> _Excerpted records_
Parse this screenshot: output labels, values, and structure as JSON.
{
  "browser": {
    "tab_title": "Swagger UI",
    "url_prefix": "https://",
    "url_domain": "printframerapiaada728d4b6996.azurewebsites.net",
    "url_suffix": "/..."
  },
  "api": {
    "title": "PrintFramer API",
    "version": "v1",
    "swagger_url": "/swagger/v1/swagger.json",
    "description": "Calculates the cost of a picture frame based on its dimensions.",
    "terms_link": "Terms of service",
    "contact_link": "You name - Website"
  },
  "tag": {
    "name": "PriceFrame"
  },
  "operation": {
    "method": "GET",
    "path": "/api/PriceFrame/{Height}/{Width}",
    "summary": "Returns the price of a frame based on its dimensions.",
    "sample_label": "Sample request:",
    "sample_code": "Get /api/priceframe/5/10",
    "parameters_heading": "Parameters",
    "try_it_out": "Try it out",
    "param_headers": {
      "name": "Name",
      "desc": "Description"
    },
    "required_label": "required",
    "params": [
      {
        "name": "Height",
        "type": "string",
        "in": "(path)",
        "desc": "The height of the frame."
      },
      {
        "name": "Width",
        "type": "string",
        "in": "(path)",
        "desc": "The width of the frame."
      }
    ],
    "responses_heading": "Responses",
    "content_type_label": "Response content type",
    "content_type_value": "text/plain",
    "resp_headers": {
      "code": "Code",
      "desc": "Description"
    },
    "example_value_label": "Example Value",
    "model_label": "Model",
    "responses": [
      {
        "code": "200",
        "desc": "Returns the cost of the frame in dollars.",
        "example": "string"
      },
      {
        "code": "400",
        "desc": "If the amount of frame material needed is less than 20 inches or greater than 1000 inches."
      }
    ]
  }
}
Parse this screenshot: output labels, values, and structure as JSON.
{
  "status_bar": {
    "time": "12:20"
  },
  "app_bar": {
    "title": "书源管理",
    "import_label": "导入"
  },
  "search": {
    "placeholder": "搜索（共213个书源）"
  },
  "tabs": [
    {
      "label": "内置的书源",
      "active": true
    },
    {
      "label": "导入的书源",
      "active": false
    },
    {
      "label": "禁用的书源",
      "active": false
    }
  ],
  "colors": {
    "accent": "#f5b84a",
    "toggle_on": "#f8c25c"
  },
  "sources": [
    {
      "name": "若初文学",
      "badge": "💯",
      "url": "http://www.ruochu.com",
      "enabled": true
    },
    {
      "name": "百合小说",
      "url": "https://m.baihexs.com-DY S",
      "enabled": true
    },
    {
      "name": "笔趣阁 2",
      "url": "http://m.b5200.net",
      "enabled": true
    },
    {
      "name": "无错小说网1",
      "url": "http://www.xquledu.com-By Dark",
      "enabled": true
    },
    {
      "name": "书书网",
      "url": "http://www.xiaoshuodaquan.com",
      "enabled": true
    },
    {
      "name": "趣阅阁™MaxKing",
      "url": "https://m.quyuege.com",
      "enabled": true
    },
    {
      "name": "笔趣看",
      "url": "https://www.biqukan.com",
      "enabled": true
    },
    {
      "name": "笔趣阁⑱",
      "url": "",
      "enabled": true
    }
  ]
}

> _Given request_
Every record shown above must be echoed exactly.

> _Exercise result_
Parse this screenshot: output labels, values, and structure as JSON.
{
  "browser": {
    "tab_title": "Swagger UI",
    "url_prefix": "https://",
    "url_domain": "printframerapiaada728d4b6996.azurewebsites.net",
    "url_suffix": "/..."
  },
  "api": {
    "title": "PrintFramer API",
    "version": "v1",
    "swagger_url": "/swagger/v1/swagger.json",
    "description": "Calculates the cost of a picture frame based on its dimensions.",
    "terms_link": "Terms of service",
    "contact_link": "You name - Website"
  },
  "tag": {
    "name": "PriceFrame"
  },
  "operation": {
    "method": "GET",
    "path": "/api/PriceFrame/{Height}/{Width}",
    "summary": "Returns the price of a frame based on its dimensions.",
    "sample_label": "Sample request:",
    "sample_code": "Get /api/priceframe/5/10",
    "parameters_heading": "Parameters",
    "try_it_out": "Try it out",
    "param_headers": {
      "name": "Name",
      "desc": "Description"
    },
    "required_label": "required",
    "params": [
      {
        "name": "Height",
        "type": "string",
        "in": "(path)",
        "desc": "The height of the frame."
      },
      {
        "name": "Width",
        "type": "string",
        "in": "(path)",
        "desc": "The width of the frame."
      }
    ],
    "responses_heading": "Responses",
    "content_type_label": "Response content type",
    "content_type_value": "text/plain",
    "resp_headers": {
      "code": "Code",
      "desc": "Description"
    },
    "example_value_label": "Example Value",
    "model_label": "Model",
    "responses": [
      {
        "code": "200",
        "desc": "Returns the cost of the frame in dollars.",
        "example": "string"
      },
      {
        "code": "400",
        "desc": "If the amount of frame material needed is less than 20 inches or greater than 1000 inches."
      }
    ]
  }
}
Parse this screenshot: output labels, values, and structure as JSON.
{
  "status_bar": {
    "time": "12:20"
  },
  "app_bar": {
    "title": "书源管理",
    "import_label": "导入"
  },
  "search": {
    "placeholder": "搜索（共213个书源）"
  },
  "tabs": [
    {
      "label": "内置的书源",
      "active": true
    },
    {
      "label": "导入的书源",
      "active": false
    },
    {
      "label": "禁用的书源",
      "active": false
    }
  ],
  "colors": {
    "accent": "#f5b84a",
    "toggle_on": "#f8c25c"
  },
  "sources": [
    {
      "name": "若初文学",
      "badge": "💯",
      "url": "http://www.ruochu.com",
      "enabled": true
    },
    {
      "name": "百合小说",
      "url": "https://m.baihexs.com-DY S",
      "enabled": true
    },
    {
      "name": "笔趣阁 2",
      "url": "http://m.b5200.net",
      "enabled": true
    },
    {
      "name": "无错小说网1",
      "url": "http://www.xquledu.com-By Dark",
      "enabled": true
    },
    {
      "name": "书书网",
      "url": "http://www.xiaoshuodaquan.com",
      "enabled": true
    },
    {
      "name": "趣阅阁™MaxKing",
      "url": "https://m.quyuege.com",
      "enabled": true
    },
    {
      "name": "笔趣看",
      "url": "https://www.biqukan.com",
      "enabled": true
    },
    {
      "name": "笔趣阁⑱",
      "url": "",
      "enabled": true
    }
  ]
}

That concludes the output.